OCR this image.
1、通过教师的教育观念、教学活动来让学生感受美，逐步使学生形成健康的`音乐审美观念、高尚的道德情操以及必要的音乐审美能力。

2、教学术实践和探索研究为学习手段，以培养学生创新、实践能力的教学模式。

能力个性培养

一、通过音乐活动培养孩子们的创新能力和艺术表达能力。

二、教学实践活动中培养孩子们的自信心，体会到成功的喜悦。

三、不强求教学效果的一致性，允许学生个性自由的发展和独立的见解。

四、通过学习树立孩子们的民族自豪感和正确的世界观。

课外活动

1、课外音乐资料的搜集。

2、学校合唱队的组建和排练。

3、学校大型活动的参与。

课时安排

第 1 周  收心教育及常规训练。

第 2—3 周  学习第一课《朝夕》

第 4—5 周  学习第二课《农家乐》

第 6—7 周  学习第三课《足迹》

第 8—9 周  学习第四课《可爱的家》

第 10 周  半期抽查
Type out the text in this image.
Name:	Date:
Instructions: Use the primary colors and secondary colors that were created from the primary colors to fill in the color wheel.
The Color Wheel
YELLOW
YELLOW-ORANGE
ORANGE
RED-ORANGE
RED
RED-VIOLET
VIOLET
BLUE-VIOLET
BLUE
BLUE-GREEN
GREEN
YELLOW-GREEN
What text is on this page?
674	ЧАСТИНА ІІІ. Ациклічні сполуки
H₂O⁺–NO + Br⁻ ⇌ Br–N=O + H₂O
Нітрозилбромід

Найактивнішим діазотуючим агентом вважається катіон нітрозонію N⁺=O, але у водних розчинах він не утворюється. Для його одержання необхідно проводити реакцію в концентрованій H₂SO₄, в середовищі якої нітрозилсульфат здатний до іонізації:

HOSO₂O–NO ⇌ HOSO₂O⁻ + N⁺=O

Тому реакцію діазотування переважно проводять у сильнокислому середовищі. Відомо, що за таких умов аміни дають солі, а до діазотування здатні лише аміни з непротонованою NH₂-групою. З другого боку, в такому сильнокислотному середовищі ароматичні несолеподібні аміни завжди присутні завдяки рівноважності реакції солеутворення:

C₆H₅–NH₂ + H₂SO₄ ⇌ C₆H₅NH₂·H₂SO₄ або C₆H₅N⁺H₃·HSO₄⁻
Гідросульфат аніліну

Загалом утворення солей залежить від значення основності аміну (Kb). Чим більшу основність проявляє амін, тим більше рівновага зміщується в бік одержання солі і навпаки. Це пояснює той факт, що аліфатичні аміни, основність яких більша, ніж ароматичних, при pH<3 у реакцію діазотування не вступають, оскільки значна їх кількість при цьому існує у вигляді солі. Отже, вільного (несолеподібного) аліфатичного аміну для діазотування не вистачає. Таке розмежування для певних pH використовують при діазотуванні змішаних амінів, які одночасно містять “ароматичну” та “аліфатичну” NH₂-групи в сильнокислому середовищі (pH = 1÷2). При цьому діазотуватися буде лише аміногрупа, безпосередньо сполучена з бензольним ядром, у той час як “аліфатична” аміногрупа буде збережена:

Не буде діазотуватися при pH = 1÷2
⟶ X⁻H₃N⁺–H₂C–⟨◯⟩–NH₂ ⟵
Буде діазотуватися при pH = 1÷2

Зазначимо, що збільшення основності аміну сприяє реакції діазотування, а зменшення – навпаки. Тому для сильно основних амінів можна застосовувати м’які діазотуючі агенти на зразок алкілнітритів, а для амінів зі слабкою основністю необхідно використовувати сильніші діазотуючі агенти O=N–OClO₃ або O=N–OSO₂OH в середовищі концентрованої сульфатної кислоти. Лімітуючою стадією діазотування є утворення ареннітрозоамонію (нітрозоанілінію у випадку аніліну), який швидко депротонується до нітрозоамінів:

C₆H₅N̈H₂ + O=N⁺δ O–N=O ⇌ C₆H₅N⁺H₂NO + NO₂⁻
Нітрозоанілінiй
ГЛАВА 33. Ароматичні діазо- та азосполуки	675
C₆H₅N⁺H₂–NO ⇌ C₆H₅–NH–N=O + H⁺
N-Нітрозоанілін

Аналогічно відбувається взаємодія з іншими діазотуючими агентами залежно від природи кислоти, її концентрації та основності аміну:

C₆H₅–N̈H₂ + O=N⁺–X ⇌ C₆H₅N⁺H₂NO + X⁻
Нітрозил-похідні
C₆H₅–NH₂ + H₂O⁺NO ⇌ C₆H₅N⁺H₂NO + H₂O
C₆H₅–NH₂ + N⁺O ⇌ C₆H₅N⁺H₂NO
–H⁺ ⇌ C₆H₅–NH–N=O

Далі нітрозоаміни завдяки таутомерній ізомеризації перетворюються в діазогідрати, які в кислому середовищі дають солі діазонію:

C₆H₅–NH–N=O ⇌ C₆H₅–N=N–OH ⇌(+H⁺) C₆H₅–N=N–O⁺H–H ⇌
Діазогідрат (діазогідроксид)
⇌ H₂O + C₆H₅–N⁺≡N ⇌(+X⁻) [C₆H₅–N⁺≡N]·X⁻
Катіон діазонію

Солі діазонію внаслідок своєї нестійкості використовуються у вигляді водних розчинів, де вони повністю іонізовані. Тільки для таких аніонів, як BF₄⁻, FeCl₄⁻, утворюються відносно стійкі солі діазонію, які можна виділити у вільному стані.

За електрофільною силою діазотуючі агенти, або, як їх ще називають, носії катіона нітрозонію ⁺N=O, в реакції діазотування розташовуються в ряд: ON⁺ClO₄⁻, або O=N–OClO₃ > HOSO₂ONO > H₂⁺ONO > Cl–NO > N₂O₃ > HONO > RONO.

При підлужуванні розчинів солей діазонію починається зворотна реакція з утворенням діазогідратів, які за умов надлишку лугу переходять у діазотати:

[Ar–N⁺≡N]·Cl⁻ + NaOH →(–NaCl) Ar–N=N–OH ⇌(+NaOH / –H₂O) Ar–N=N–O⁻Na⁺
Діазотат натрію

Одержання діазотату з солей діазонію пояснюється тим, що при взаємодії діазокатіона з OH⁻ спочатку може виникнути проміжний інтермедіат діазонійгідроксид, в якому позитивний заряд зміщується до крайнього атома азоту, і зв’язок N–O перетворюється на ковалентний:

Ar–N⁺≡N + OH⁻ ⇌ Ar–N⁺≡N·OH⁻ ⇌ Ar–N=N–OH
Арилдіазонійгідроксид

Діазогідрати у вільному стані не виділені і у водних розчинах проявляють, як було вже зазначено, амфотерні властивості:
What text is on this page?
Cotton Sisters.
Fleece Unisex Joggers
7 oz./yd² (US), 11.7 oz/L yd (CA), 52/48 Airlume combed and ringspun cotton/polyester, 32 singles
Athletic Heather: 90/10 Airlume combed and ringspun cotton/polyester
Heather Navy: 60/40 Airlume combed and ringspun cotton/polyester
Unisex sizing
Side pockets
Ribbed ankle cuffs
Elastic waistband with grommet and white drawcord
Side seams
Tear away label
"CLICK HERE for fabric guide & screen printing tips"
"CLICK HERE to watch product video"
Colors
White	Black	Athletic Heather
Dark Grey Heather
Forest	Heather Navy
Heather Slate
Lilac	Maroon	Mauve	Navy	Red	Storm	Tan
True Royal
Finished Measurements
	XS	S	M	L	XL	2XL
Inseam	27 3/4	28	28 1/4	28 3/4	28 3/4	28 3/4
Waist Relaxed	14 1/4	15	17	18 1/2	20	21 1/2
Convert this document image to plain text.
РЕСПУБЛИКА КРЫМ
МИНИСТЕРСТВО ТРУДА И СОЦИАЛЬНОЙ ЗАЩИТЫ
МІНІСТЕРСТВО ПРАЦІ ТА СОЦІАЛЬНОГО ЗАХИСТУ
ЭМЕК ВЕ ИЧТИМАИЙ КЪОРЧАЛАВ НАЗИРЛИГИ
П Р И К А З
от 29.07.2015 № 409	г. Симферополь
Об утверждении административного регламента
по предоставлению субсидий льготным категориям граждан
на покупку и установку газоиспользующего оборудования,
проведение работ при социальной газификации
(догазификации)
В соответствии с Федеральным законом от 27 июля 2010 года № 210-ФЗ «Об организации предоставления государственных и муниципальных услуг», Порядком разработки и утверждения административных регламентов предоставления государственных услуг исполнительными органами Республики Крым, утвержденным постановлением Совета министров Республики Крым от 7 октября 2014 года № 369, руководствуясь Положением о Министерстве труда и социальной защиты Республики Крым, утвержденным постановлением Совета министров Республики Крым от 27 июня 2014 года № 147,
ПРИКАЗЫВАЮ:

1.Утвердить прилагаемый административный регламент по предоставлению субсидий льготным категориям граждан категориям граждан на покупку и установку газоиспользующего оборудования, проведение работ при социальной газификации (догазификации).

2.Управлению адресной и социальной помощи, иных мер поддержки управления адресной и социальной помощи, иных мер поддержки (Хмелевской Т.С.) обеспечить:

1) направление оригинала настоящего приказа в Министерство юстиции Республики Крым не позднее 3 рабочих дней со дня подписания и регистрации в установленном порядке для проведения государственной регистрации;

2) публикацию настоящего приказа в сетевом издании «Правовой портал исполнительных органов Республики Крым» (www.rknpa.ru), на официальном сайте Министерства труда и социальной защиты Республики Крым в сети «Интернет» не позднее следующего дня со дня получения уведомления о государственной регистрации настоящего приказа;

++++

# [Stated exercise]
The records are above. How many lines in them contain the word "CLICK"? Give the number alone.

# [Output for this task]
2